▶ WHAT NEEDS TO BE DONE
It is required that all of the data be written out exactly.

== MATERIAL PROVIDED

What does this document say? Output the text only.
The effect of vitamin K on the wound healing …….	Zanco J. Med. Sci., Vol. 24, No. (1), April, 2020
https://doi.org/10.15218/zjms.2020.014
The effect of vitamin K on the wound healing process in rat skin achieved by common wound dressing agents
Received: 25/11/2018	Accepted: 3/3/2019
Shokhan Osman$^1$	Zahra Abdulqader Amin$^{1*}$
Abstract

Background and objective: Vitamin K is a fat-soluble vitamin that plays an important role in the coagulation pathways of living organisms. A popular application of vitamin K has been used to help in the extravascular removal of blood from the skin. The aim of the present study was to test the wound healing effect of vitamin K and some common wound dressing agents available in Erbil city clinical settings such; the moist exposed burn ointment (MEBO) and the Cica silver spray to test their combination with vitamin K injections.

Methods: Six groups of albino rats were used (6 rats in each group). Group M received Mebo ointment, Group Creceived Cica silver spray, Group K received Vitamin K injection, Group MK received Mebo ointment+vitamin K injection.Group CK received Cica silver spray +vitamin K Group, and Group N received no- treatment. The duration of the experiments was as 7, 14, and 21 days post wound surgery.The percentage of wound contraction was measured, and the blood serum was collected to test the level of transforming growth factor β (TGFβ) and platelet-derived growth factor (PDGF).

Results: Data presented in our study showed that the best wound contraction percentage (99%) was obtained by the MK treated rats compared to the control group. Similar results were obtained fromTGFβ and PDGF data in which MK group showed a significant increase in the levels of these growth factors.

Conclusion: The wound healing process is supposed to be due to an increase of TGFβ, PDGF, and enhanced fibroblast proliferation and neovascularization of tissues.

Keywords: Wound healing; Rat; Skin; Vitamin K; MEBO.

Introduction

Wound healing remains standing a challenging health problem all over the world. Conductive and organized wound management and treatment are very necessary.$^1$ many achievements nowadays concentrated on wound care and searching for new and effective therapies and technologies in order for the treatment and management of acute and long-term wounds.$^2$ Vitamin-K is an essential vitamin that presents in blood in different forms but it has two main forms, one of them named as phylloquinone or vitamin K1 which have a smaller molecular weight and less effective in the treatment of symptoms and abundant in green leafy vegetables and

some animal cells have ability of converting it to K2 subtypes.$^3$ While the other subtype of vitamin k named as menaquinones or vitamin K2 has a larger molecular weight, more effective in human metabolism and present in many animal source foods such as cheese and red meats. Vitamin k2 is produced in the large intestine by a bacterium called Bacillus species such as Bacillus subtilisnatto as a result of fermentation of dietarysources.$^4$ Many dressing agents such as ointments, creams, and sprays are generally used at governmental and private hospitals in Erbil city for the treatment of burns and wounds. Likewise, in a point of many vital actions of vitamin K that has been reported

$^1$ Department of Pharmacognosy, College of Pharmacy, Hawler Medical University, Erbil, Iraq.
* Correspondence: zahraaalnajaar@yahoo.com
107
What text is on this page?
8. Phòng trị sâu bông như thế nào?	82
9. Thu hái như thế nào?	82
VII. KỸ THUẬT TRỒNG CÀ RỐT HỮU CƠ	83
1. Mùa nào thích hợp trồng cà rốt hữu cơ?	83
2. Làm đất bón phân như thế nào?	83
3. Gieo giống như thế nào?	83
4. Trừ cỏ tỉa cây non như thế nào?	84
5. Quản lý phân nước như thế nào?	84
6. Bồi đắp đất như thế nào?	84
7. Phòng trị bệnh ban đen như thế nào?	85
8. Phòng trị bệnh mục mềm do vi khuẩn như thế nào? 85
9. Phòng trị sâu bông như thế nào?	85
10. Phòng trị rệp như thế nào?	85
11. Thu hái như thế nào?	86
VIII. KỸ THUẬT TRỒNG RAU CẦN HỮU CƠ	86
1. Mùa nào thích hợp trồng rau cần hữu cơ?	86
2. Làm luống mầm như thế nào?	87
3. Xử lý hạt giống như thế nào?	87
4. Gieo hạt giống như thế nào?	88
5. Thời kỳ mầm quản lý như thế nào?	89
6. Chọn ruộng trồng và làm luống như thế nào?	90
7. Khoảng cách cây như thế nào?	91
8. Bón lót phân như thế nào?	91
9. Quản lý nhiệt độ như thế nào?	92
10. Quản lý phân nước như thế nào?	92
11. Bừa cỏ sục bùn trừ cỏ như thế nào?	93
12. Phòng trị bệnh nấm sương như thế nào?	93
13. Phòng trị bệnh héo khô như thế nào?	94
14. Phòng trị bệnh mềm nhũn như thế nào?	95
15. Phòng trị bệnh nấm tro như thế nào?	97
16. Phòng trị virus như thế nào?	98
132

====

▶ REPLY TO THE TASK
What does this document say? Output the text only.
The effect of vitamin K on the wound healing …….	Zanco J. Med. Sci., Vol. 24, No. (1), April, 2020
https://doi.org/10.15218/zjms.2020.014
The effect of vitamin K on the wound healing process in rat skin achieved by common wound dressing agents
Received: 25/11/2018	Accepted: 3/3/2019
Shokhan Osman$^1$	Zahra Abdulqader Amin$^{1*}$
Abstract

Background and objective: Vitamin K is a fat-soluble vitamin that plays an important role in the coagulation pathways of living organisms. A popular application of vitamin K has been used to help in the extravascular removal of blood from the skin. The aim of the present study was to test the wound healing effect of vitamin K and some common wound dressing agents available in Erbil city clinical settings such; the moist exposed burn ointment (MEBO) and the Cica silver spray to test their combination with vitamin K injections.

Methods: Six groups of albino rats were used (6 rats in each group). Group M received Mebo ointment, Group Creceived Cica silver spray, Group K received Vitamin K injection, Group MK received Mebo ointment+vitamin K injection.Group CK received Cica silver spray +vitamin K Group, and Group N received no- treatment. The duration of the experiments was as 7, 14, and 21 days post wound surgery.The percentage of wound contraction was measured, and the blood serum was collected to test the level of transforming growth factor β (TGFβ) and platelet-derived growth factor (PDGF).

Results: Data presented in our study showed that the best wound contraction percentage (99%) was obtained by the MK treated rats compared to the control group. Similar results were obtained fromTGFβ and PDGF data in which MK group showed a significant increase in the levels of these growth factors.

Conclusion: The wound healing process is supposed to be due to an increase of TGFβ, PDGF, and enhanced fibroblast proliferation and neovascularization of tissues.

Keywords: Wound healing; Rat; Skin; Vitamin K; MEBO.

Introduction

Wound healing remains standing a challenging health problem all over the world. Conductive and organized wound management and treatment are very necessary.$^1$ many achievements nowadays concentrated on wound care and searching for new and effective therapies and technologies in order for the treatment and management of acute and long-term wounds.$^2$ Vitamin-K is an essential vitamin that presents in blood in different forms but it has two main forms, one of them named as phylloquinone or vitamin K1 which have a smaller molecular weight and less effective in the treatment of symptoms and abundant in green leafy vegetables and

some animal cells have ability of converting it to K2 subtypes.$^3$ While the other subtype of vitamin k named as menaquinones or vitamin K2 has a larger molecular weight, more effective in human metabolism and present in many animal source foods such as cheese and red meats. Vitamin k2 is produced in the large intestine by a bacterium called Bacillus species such as Bacillus subtilisnatto as a result of fermentation of dietarysources.$^4$ Many dressing agents such as ointments, creams, and sprays are generally used at governmental and private hospitals in Erbil city for the treatment of burns and wounds. Likewise, in a point of many vital actions of vitamin K that has been reported

$^1$ Department of Pharmacognosy, College of Pharmacy, Hawler Medical University, Erbil, Iraq.
* Correspondence: zahraaalnajaar@yahoo.com
107
What text is on this page?
8. Phòng trị sâu bông như thế nào?	82
9. Thu hái như thế nào?	82
VII. KỸ THUẬT TRỒNG CÀ RỐT HỮU CƠ	83
1. Mùa nào thích hợp trồng cà rốt hữu cơ?	83
2. Làm đất bón phân như thế nào?	83
3. Gieo giống như thế nào?	83
4. Trừ cỏ tỉa cây non như thế nào?	84
5. Quản lý phân nước như thế nào?	84
6. Bồi đắp đất như thế nào?	84
7. Phòng trị bệnh ban đen như thế nào?	85
8. Phòng trị bệnh mục mềm do vi khuẩn như thế nào? 85
9. Phòng trị sâu bông như thế nào?	85
10. Phòng trị rệp như thế nào?	85
11. Thu hái như thế nào?	86
VIII. KỸ THUẬT TRỒNG RAU CẦN HỮU CƠ	86
1. Mùa nào thích hợp trồng rau cần hữu cơ?	86
2. Làm luống mầm như thế nào?	87
3. Xử lý hạt giống như thế nào?	87
4. Gieo hạt giống như thế nào?	88
5. Thời kỳ mầm quản lý như thế nào?	89
6. Chọn ruộng trồng và làm luống như thế nào?	90
7. Khoảng cách cây như thế nào?	91
8. Bón lót phân như thế nào?	91
9. Quản lý nhiệt độ như thế nào?	92
10. Quản lý phân nước như thế nào?	92
11. Bừa cỏ sục bùn trừ cỏ như thế nào?	93
12. Phòng trị bệnh nấm sương như thế nào?	93
13. Phòng trị bệnh héo khô như thế nào?	94
14. Phòng trị bệnh mềm nhũn như thế nào?	95
15. Phòng trị bệnh nấm tro như thế nào?	97
16. Phòng trị virus như thế nào?	98
132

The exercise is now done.